• [Source records]
☆ ☆ ☆
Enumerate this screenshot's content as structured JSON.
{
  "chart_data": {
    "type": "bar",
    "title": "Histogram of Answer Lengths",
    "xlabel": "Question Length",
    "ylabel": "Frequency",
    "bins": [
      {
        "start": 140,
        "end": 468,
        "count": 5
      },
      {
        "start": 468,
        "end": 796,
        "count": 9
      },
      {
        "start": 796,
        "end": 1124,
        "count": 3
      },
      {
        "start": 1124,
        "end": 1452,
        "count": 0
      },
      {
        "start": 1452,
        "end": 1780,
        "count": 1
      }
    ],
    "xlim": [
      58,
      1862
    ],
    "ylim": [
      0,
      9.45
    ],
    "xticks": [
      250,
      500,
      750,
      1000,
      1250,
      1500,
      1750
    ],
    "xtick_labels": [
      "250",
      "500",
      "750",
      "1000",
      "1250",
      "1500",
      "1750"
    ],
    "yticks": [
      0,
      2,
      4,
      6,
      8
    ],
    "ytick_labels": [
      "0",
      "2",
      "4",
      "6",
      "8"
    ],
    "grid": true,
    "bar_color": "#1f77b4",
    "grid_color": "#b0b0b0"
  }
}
☆ ☆ ☆
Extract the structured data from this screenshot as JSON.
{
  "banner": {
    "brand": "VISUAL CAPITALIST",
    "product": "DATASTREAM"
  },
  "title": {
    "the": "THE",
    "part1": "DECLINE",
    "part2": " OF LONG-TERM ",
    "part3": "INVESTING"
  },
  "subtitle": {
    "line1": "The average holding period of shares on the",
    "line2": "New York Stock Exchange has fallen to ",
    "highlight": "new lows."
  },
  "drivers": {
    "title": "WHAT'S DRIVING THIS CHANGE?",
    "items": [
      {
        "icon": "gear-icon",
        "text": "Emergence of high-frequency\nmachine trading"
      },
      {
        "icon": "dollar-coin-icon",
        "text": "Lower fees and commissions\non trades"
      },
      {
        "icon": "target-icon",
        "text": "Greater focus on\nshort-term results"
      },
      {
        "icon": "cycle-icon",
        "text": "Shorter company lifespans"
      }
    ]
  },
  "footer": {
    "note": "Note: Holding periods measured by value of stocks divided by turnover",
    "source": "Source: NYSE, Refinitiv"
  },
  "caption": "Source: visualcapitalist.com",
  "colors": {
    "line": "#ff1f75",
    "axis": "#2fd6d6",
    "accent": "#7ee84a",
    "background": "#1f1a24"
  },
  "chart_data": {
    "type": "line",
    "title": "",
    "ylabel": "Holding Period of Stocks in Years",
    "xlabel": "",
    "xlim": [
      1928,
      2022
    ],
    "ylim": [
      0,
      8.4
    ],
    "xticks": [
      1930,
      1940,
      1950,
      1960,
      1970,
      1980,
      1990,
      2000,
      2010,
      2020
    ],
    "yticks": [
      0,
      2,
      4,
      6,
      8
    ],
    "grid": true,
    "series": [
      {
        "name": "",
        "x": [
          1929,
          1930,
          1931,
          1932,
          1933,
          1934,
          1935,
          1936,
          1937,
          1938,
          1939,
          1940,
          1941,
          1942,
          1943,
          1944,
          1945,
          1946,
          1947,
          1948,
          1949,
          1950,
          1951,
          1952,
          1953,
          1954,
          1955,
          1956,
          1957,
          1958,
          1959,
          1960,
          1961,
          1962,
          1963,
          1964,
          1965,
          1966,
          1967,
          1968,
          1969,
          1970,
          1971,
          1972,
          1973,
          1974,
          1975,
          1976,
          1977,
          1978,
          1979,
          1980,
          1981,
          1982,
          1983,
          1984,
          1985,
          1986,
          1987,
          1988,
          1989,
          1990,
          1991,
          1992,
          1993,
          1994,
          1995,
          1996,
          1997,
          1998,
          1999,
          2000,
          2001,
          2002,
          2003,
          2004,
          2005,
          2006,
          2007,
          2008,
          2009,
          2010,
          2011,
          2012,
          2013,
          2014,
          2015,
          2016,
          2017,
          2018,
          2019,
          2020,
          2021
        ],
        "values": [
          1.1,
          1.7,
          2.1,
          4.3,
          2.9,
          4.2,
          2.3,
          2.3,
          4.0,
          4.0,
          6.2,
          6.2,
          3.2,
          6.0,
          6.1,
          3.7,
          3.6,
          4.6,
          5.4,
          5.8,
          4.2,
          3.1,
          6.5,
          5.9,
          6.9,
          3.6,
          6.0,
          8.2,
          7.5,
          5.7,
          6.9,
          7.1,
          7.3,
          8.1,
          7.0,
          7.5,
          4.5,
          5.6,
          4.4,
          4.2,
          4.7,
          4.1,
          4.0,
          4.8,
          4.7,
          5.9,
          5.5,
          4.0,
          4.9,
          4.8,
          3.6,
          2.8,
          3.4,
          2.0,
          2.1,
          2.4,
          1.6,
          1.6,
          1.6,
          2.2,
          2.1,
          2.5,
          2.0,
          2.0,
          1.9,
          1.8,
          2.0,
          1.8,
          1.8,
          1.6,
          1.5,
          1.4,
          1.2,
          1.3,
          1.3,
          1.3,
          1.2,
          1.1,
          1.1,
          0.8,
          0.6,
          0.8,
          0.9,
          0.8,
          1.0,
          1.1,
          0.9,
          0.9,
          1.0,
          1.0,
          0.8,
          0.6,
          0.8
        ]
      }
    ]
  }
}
☆ ☆ ☆
• [Job]
Pull out every line above that holds the word "count".

• [Solution to this task]
        "count": 5
        "count": 9
        "count": 3
        "count": 0
        "count": 1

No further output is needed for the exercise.